RECORDS FOR THIS TASK:
══════

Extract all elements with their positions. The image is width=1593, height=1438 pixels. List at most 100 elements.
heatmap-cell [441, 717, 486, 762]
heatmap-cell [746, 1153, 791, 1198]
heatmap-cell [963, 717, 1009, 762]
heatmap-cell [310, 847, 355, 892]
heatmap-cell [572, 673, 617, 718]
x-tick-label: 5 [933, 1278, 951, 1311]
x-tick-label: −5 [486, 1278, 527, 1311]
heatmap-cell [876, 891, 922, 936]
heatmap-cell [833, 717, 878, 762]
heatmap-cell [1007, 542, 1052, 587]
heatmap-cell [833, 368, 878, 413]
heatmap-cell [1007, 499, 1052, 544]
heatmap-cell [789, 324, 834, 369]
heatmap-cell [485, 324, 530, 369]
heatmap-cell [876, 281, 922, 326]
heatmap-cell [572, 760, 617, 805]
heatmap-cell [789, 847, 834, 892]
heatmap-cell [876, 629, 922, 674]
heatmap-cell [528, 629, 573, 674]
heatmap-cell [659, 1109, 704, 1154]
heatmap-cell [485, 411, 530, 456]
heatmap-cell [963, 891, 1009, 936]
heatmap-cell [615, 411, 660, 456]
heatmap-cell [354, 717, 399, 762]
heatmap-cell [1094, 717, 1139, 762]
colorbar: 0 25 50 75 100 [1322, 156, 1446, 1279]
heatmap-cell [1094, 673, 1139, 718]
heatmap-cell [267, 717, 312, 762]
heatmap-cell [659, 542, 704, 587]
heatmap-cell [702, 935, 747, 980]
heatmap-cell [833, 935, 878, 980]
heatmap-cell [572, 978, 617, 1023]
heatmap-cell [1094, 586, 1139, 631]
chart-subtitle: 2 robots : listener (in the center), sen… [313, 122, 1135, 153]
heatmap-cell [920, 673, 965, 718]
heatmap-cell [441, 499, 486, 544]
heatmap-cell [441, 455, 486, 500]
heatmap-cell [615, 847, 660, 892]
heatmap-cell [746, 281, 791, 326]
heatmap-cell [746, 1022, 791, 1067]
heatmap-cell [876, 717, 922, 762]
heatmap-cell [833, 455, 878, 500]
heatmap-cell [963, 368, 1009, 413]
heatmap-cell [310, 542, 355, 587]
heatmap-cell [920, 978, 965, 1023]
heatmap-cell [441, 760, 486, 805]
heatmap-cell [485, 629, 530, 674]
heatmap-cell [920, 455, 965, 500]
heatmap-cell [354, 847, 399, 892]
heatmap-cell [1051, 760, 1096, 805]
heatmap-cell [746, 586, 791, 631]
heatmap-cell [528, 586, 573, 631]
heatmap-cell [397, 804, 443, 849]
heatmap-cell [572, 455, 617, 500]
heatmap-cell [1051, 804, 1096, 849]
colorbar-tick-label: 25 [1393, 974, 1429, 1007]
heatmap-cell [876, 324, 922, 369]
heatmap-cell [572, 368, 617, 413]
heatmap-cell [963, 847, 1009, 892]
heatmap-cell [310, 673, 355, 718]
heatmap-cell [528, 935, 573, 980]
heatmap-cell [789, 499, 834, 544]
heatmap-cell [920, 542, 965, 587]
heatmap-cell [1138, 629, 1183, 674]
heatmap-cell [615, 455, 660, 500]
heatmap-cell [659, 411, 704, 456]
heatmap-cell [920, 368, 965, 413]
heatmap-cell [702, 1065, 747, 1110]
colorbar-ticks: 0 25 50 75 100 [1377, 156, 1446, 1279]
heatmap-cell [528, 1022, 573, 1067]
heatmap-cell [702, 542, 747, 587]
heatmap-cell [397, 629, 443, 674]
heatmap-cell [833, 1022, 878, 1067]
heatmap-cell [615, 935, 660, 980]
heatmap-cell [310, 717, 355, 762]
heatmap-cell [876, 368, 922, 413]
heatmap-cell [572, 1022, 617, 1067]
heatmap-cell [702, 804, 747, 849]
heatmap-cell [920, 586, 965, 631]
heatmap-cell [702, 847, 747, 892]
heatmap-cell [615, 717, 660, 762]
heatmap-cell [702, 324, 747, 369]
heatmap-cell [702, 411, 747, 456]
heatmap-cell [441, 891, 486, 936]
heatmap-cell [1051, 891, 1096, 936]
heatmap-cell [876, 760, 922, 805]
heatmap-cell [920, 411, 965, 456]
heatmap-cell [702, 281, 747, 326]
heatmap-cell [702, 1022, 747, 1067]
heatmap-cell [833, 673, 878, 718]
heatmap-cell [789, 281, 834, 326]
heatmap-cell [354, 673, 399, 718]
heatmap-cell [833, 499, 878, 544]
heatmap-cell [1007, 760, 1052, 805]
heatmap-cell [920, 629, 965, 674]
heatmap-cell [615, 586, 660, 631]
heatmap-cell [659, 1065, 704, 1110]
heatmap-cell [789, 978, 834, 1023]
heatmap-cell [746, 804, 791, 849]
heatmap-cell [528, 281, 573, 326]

══════

WHAT YOU SHOULD DO: Render all the rows above as a Markdown table with two columns, Row and Line: the row number and its line. Leave out any blank lines.

WRITTEN REPLY:
| Row | Line |
|---|---|
| 1 | Extract all elements with their positions. The image is width=1593, height=1438 pixels. List at most 100 elements. |
| 2 | heatmap-cell [441, 717, 486, 762] |
| 3 | heatmap-cell [746, 1153, 791, 1198] |
| 4 | heatmap-cell [963, 717, 1009, 762] |
| 5 | heatmap-cell [310, 847, 355, 892] |
| 6 | heatmap-cell [572, 673, 617, 718] |
| 7 | x-tick-label: 5 [933, 1278, 951, 1311] |
| 8 | x-tick-label: −5 [486, 1278, 527, 1311] |
| 9 | heatmap-cell [876, 891, 922, 936] |
| 10 | heatmap-cell [833, 717, 878, 762] |
| 11 | heatmap-cell [1007, 542, 1052, 587] |
| 12 | heatmap-cell [833, 368, 878, 413] |
| 13 | heatmap-cell [1007, 499, 1052, 544] |
| 14 | heatmap-cell [789, 324, 834, 369] |
| 15 | heatmap-cell [485, 324, 530, 369] |
| 16 | heatmap-cell [876, 281, 922, 326] |
| 17 | heatmap-cell [572, 760, 617, 805] |
| 18 | heatmap-cell [789, 847, 834, 892] |
| 19 | heatmap-cell [876, 629, 922, 674] |
| 20 | heatmap-cell [528, 629, 573, 674] |
| 21 | heatmap-cell [659, 1109, 704, 1154] |
| 22 | heatmap-cell [485, 411, 530, 456] |
| 23 | heatmap-cell [963, 891, 1009, 936] |
| 24 | heatmap-cell [615, 411, 660, 456] |
| 25 | heatmap-cell [354, 717, 399, 762] |
| 26 | heatmap-cell [1094, 717, 1139, 762] |
| 27 | colorbar: 0 25 50 75 100 [1322, 156, 1446, 1279] |
| 28 | heatmap-cell [1094, 673, 1139, 718] |
| 29 | heatmap-cell [267, 717, 312, 762] |
| 30 | heatmap-cell [659, 542, 704, 587] |
| 31 | heatmap-cell [702, 935, 747, 980] |
| 32 | heatmap-cell [833, 935, 878, 980] |
| 33 | heatmap-cell [572, 978, 617, 1023] |
| 34 | heatmap-cell [1094, 586, 1139, 631] |
| 35 | chart-subtitle: 2 robots : listener (in the center), sen… [313, 122, 1135, 153] |
| 36 | heatmap-cell [920, 673, 965, 718] |
| 37 | heatmap-cell [441, 499, 486, 544] |
| 38 | heatmap-cell [441, 455, 486, 500] |
| 39 | heatmap-cell [615, 847, 660, 892] |
| 40 | heatmap-cell [746, 281, 791, 326] |
| 41 | heatmap-cell [746, 1022, 791, 1067] |
| 42 | heatmap-cell [876, 717, 922, 762] |
| 43 | heatmap-cell [833, 455, 878, 500] |
| 44 | heatmap-cell [963, 368, 1009, 413] |
| 45 | heatmap-cell [310, 542, 355, 587] |
| 46 | heatmap-cell [920, 978, 965, 1023] |
| 47 | heatmap-cell [441, 760, 486, 805] |
| 48 | heatmap-cell [485, 629, 530, 674] |
| 49 | heatmap-cell [920, 455, 965, 500] |
| 50 | heatmap-cell [354, 847, 399, 892] |
| 51 | heatmap-cell [1051, 760, 1096, 805] |
| 52 | heatmap-cell [746, 586, 791, 631] |
| 53 | heatmap-cell [528, 586, 573, 631] |
| 54 | heatmap-cell [397, 804, 443, 849] |
| 55 | heatmap-cell [572, 455, 617, 500] |
| 56 | heatmap-cell [1051, 804, 1096, 849] |
| 57 | colorbar-tick-label: 25 [1393, 974, 1429, 1007] |
| 58 | heatmap-cell [876, 324, 922, 369] |
| 59 | heatmap-cell [572, 368, 617, 413] |
| 60 | heatmap-cell [963, 847, 1009, 892] |
| 61 | heatmap-cell [310, 673, 355, 718] |
| 62 | heatmap-cell [528, 935, 573, 980] |
| 63 | heatmap-cell [789, 499, 834, 544] |
| 64 | heatmap-cell [920, 542, 965, 587] |
| 65 | heatmap-cell [1138, 629, 1183, 674] |
| 66 | heatmap-cell [615, 455, 660, 500] |
| 67 | heatmap-cell [659, 411, 704, 456] |
| 68 | heatmap-cell [920, 368, 965, 413] |
| 69 | heatmap-cell [702, 1065, 747, 1110] |
| 70 | colorbar-ticks: 0 25 50 75 100 [1377, 156, 1446, 1279] |
| 71 | heatmap-cell [528, 1022, 573, 1067] |
| 72 | heatmap-cell [702, 542, 747, 587] |
| 73 | heatmap-cell [397, 629, 443, 674] |
| 74 | heatmap-cell [833, 1022, 878, 1067] |
| 75 | heatmap-cell [615, 935, 660, 980] |
| 76 | heatmap-cell [310, 717, 355, 762] |
| 77 | heatmap-cell [876, 368, 922, 413] |
| 78 | heatmap-cell [572, 1022, 617, 1067] |
| 79 | heatmap-cell [702, 804, 747, 849] |
| 80 | heatmap-cell [920, 586, 965, 631] |
| 81 | heatmap-cell [702, 847, 747, 892] |
| 82 | heatmap-cell [615, 717, 660, 762] |
| 83 | heatmap-cell [702, 324, 747, 369] |
| 84 | heatmap-cell [702, 411, 747, 456] |
| 85 | heatmap-cell [441, 891, 486, 936] |
| 86 | heatmap-cell [1051, 891, 1096, 936] |
| 87 | heatmap-cell [876, 760, 922, 805] |
| 88 | heatmap-cell [920, 411, 965, 456] |
| 89 | heatmap-cell [702, 281, 747, 326] |
| 90 | heatmap-cell [702, 1022, 747, 1067] |
| 91 | heatmap-cell [833, 673, 878, 718] |
| 92 | heatmap-cell [789, 281, 834, 326] |
| 93 | heatmap-cell [354, 673, 399, 718] |
| 94 | heatmap-cell [833, 499, 878, 544] |
| 95 | heatmap-cell [1007, 760, 1052, 805] |
| 96 | heatmap-cell [920, 629, 965, 674] |
| 97 | heatmap-cell [615, 586, 660, 631] |
| 98 | heatmap-cell [659, 1065, 704, 1110] |
| 99 | heatmap-cell [789, 978, 834, 1023] |
| 100 | heatmap-cell [746, 804, 791, 849] |
| 101 | heatmap-cell [528, 281, 573, 326] |